GIVEN TASK | Turn the stretch from the start of the records through the line containing "x-tick-label: 2013: [217, 543, 248, 559]" into a JSON list of strings, one string per line, with blank lines left out.

THE RECORDS |
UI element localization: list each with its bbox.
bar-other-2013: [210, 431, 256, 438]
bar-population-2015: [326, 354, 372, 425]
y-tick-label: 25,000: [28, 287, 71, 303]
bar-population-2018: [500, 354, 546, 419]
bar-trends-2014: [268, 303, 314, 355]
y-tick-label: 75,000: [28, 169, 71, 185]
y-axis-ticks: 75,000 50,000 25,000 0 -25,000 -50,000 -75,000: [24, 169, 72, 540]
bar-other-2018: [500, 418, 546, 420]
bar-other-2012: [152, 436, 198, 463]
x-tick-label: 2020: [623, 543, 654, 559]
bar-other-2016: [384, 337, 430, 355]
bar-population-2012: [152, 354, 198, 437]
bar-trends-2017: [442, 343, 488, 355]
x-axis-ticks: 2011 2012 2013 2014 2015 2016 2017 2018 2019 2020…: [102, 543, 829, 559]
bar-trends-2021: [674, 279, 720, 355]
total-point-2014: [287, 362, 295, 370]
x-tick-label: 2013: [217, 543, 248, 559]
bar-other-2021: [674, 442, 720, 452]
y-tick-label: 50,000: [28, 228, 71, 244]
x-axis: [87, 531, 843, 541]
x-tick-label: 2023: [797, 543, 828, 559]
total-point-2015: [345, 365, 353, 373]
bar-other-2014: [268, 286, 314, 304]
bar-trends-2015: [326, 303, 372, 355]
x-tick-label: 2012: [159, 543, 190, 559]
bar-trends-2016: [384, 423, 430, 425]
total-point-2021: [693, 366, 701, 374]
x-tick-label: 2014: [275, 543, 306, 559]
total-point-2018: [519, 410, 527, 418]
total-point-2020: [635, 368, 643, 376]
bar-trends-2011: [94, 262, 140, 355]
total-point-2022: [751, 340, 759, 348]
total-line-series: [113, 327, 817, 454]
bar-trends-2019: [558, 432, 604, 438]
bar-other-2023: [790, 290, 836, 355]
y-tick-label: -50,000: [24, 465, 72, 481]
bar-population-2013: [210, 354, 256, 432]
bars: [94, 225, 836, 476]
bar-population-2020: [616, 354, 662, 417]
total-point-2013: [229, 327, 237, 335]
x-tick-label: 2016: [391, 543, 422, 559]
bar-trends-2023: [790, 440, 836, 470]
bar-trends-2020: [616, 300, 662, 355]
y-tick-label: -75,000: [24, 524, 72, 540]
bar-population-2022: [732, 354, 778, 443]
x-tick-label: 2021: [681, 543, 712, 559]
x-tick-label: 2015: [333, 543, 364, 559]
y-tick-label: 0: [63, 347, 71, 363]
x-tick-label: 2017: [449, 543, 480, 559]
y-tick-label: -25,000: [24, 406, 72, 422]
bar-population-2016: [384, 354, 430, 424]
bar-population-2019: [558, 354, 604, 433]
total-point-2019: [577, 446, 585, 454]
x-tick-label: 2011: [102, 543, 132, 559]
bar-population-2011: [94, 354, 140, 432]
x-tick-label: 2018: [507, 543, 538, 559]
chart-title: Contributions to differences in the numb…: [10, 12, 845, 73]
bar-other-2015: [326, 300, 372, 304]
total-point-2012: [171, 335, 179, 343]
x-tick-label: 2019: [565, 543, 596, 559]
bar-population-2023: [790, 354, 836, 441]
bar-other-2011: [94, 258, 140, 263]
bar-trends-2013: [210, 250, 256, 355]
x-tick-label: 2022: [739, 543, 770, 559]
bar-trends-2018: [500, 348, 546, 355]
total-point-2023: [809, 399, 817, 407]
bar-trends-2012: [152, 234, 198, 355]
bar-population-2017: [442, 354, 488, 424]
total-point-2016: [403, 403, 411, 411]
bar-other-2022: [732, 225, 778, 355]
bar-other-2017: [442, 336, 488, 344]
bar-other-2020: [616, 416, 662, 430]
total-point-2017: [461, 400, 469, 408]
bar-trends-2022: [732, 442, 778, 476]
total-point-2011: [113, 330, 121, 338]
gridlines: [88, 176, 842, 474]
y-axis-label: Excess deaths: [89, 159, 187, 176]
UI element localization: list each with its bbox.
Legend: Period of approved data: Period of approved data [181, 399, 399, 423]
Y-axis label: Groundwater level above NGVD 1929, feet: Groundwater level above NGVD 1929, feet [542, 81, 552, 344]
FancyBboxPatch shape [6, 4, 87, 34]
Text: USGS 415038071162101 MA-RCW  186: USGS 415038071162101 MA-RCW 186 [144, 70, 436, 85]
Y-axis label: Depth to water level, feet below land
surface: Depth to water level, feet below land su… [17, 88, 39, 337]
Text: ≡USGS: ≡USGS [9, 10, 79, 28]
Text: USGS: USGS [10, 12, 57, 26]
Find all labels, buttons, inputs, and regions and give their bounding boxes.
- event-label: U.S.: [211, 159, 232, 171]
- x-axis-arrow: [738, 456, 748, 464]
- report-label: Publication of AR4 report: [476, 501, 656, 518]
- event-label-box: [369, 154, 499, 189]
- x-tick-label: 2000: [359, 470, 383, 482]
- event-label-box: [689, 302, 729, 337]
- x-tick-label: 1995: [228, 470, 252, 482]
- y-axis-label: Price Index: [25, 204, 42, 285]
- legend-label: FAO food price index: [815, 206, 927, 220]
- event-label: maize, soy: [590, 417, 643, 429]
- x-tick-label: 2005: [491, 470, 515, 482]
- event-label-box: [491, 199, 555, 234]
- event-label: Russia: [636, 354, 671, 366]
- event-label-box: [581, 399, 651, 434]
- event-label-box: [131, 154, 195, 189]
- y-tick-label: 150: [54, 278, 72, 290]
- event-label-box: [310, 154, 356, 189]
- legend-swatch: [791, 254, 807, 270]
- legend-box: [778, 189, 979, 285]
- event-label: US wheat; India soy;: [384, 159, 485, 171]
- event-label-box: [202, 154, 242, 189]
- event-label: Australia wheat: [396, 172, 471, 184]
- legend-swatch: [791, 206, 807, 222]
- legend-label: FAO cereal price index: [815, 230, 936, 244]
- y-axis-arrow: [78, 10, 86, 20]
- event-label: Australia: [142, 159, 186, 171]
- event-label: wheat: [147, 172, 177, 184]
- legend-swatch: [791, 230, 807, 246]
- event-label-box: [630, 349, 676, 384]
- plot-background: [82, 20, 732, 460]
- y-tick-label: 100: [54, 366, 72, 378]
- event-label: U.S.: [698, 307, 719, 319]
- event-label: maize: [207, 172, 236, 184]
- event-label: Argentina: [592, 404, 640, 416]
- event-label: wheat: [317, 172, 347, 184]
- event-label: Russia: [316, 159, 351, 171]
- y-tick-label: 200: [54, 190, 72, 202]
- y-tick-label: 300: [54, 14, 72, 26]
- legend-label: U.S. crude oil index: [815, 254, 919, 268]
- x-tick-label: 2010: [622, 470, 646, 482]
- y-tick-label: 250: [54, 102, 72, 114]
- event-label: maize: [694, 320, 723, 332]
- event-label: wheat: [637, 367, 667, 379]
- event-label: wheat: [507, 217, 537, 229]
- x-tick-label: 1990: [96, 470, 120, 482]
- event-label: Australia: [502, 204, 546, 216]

TASK RESPONSE |
[
  "UI element localization: list each with its bbox.",
  "bar-other-2013: [210, 431, 256, 438]",
  "bar-population-2015: [326, 354, 372, 425]",
  "y-tick-label: 25,000: [28, 287, 71, 303]",
  "bar-population-2018: [500, 354, 546, 419]",
  "bar-trends-2014: [268, 303, 314, 355]",
  "y-tick-label: 75,000: [28, 169, 71, 185]",
  "y-axis-ticks: 75,000 50,000 25,000 0 -25,000 -50,000 -75,000: [24, 169, 72, 540]",
  "bar-other-2018: [500, 418, 546, 420]",
  "bar-other-2012: [152, 436, 198, 463]",
  "x-tick-label: 2020: [623, 543, 654, 559]",
  "bar-other-2016: [384, 337, 430, 355]",
  "bar-population-2012: [152, 354, 198, 437]",
  "bar-trends-2017: [442, 343, 488, 355]",
  "x-axis-ticks: 2011 2012 2013 2014 2015 2016 2017 2018 2019 2020…: [102, 543, 829, 559]",
  "bar-trends-2021: [674, 279, 720, 355]",
  "total-point-2014: [287, 362, 295, 370]",
  "x-tick-label: 2013: [217, 543, 248, 559]"
]